◆ **STATED TASK**: Reproduce the data exactly and drop any pictures it holds.

* Start SOURCE RECORDS *

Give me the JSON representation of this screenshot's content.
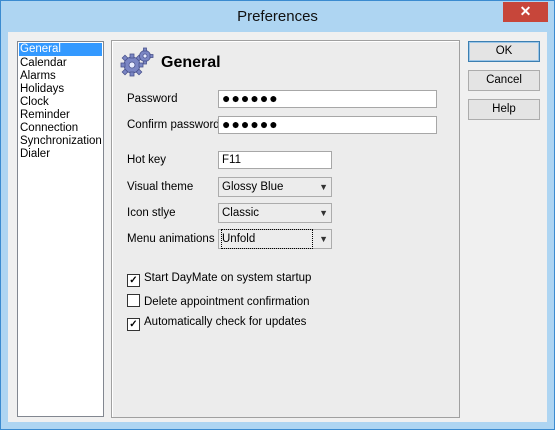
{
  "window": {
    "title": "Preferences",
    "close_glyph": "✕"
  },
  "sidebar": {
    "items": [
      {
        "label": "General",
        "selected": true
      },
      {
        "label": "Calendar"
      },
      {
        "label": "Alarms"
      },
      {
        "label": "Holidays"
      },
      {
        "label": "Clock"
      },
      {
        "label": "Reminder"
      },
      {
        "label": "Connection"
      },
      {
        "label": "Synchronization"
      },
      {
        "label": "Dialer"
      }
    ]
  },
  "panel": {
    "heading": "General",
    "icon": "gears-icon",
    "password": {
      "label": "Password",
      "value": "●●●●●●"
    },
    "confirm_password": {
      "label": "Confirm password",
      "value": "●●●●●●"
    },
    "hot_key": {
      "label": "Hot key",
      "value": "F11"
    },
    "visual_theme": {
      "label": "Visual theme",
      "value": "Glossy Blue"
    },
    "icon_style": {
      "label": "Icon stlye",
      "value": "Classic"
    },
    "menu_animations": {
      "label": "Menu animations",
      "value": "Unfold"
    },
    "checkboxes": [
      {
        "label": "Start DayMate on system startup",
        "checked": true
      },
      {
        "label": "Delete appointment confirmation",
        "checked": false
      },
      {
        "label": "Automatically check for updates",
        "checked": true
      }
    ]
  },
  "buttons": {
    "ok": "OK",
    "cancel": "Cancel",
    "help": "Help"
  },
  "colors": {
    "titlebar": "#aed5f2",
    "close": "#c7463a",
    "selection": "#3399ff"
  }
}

* End SOURCE RECORDS *

◆ **REPLY**:
Give me the JSON representation of this screenshot's content.
{
  "window": {
    "title": "Preferences",
    "close_glyph": "✕"
  },
  "sidebar": {
    "items": [
      {
        "label": "General",
        "selected": true
      },
      {
        "label": "Calendar"
      },
      {
        "label": "Alarms"
      },
      {
        "label": "Holidays"
      },
      {
        "label": "Clock"
      },
      {
        "label": "Reminder"
      },
      {
        "label": "Connection"
      },
      {
        "label": "Synchronization"
      },
      {
        "label": "Dialer"
      }
    ]
  },
  "panel": {
    "heading": "General",
    "icon": "gears-icon",
    "password": {
      "label": "Password",
      "value": "●●●●●●"
    },
    "confirm_password": {
      "label": "Confirm password",
      "value": "●●●●●●"
    },
    "hot_key": {
      "label": "Hot key",
      "value": "F11"
    },
    "visual_theme": {
      "label": "Visual theme",
      "value": "Glossy Blue"
    },
    "icon_style": {
      "label": "Icon stlye",
      "value": "Classic"
    },
    "menu_animations": {
      "label": "Menu animations",
      "value": "Unfold"
    },
    "checkboxes": [
      {
        "label": "Start DayMate on system startup",
        "checked": true
      },
      {
        "label": "Delete appointment confirmation",
        "checked": false
      },
      {
        "label": "Automatically check for updates",
        "checked": true
      }
    ]
  },
  "buttons": {
    "ok": "OK",
    "cancel": "Cancel",
    "help": "Help"
  },
  "colors": {
    "titlebar": "#aed5f2",
    "close": "#c7463a",
    "selection": "#3399ff"
  }
}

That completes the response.